Start of Provided entries

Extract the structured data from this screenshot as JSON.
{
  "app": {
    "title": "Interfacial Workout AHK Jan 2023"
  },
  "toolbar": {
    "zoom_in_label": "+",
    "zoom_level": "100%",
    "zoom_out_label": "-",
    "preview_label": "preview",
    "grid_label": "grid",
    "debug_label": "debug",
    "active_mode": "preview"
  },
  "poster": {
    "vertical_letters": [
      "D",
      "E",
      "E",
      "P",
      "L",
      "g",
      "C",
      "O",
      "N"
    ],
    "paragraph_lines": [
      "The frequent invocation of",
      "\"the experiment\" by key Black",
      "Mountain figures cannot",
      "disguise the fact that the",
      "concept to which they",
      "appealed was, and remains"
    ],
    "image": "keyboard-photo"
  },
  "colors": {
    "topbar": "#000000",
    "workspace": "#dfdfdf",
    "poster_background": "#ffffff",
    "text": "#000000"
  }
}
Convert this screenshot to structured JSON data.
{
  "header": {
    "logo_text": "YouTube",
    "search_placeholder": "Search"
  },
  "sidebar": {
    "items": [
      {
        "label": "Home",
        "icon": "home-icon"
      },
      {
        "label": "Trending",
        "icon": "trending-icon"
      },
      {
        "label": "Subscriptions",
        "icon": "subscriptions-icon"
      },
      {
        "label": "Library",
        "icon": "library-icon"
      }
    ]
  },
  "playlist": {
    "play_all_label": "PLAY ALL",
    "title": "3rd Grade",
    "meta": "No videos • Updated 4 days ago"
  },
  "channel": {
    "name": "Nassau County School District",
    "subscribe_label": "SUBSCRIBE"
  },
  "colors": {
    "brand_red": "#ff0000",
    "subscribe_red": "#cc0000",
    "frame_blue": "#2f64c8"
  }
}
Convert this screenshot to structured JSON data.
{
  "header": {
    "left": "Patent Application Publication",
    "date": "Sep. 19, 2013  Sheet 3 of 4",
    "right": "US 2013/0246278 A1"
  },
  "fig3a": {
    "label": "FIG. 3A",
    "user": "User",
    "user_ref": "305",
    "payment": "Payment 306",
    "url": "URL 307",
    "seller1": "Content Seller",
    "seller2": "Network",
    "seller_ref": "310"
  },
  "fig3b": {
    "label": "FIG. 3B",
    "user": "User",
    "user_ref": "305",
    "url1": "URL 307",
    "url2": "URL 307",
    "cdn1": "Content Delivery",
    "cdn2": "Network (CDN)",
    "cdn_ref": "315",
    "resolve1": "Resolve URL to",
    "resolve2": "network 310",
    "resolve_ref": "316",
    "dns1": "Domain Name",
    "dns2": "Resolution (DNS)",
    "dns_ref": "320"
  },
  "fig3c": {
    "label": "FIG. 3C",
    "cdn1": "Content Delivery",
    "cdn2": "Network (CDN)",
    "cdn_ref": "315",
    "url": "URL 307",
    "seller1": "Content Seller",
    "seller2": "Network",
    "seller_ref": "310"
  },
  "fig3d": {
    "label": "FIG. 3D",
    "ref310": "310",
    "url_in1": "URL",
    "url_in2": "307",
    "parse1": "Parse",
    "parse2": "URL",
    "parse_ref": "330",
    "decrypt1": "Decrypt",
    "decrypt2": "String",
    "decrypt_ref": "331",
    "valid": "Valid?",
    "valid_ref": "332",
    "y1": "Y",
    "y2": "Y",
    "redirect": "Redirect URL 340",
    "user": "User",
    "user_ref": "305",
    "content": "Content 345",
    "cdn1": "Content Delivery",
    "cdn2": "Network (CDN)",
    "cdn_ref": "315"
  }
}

End of Provided entries

Each line of the material above needs to be quoted exactly, please.

Extract the structured data from this screenshot as JSON.
{
  "app": {
    "title": "Interfacial Workout AHK Jan 2023"
  },
  "toolbar": {
    "zoom_in_label": "+",
    "zoom_level": "100%",
    "zoom_out_label": "-",
    "preview_label": "preview",
    "grid_label": "grid",
    "debug_label": "debug",
    "active_mode": "preview"
  },
  "poster": {
    "vertical_letters": [
      "D",
      "E",
      "E",
      "P",
      "L",
      "g",
      "C",
      "O",
      "N"
    ],
    "paragraph_lines": [
      "The frequent invocation of",
      "\"the experiment\" by key Black",
      "Mountain figures cannot",
      "disguise the fact that the",
      "concept to which they",
      "appealed was, and remains"
    ],
    "image": "keyboard-photo"
  },
  "colors": {
    "topbar": "#000000",
    "workspace": "#dfdfdf",
    "poster_background": "#ffffff",
    "text": "#000000"
  }
}
Convert this screenshot to structured JSON data.
{
  "header": {
    "logo_text": "YouTube",
    "search_placeholder": "Search"
  },
  "sidebar": {
    "items": [
      {
        "label": "Home",
        "icon": "home-icon"
      },
      {
        "label": "Trending",
        "icon": "trending-icon"
      },
      {
        "label": "Subscriptions",
        "icon": "subscriptions-icon"
      },
      {
        "label": "Library",
        "icon": "library-icon"
      }
    ]
  },
  "playlist": {
    "play_all_label": "PLAY ALL",
    "title": "3rd Grade",
    "meta": "No videos • Updated 4 days ago"
  },
  "channel": {
    "name": "Nassau County School District",
    "subscribe_label": "SUBSCRIBE"
  },
  "colors": {
    "brand_red": "#ff0000",
    "subscribe_red": "#cc0000",
    "frame_blue": "#2f64c8"
  }
}
Convert this screenshot to structured JSON data.
{
  "header": {
    "left": "Patent Application Publication",
    "date": "Sep. 19, 2013  Sheet 3 of 4",
    "right": "US 2013/0246278 A1"
  },
  "fig3a": {
    "label": "FIG. 3A",
    "user": "User",
    "user_ref": "305",
    "payment": "Payment 306",
    "url": "URL 307",
    "seller1": "Content Seller",
    "seller2": "Network",
    "seller_ref": "310"
  },
  "fig3b": {
    "label": "FIG. 3B",
    "user": "User",
    "user_ref": "305",
    "url1": "URL 307",
    "url2": "URL 307",
    "cdn1": "Content Delivery",
    "cdn2": "Network (CDN)",
    "cdn_ref": "315",
    "resolve1": "Resolve URL to",
    "resolve2": "network 310",
    "resolve_ref": "316",
    "dns1": "Domain Name",
    "dns2": "Resolution (DNS)",
    "dns_ref": "320"
  },
  "fig3c": {
    "label": "FIG. 3C",
    "cdn1": "Content Delivery",
    "cdn2": "Network (CDN)",
    "cdn_ref": "315",
    "url": "URL 307",
    "seller1": "Content Seller",
    "seller2": "Network",
    "seller_ref": "310"
  },
  "fig3d": {
    "label": "FIG. 3D",
    "ref310": "310",
    "url_in1": "URL",
    "url_in2": "307",
    "parse1": "Parse",
    "parse2": "URL",
    "parse_ref": "330",
    "decrypt1": "Decrypt",
    "decrypt2": "String",
    "decrypt_ref": "331",
    "valid": "Valid?",
    "valid_ref": "332",
    "y1": "Y",
    "y2": "Y",
    "redirect": "Redirect URL 340",
    "user": "User",
    "user_ref": "305",
    "content": "Content 345",
    "cdn1": "Content Delivery",
    "cdn2": "Network (CDN)",
    "cdn_ref": "315"
  }
}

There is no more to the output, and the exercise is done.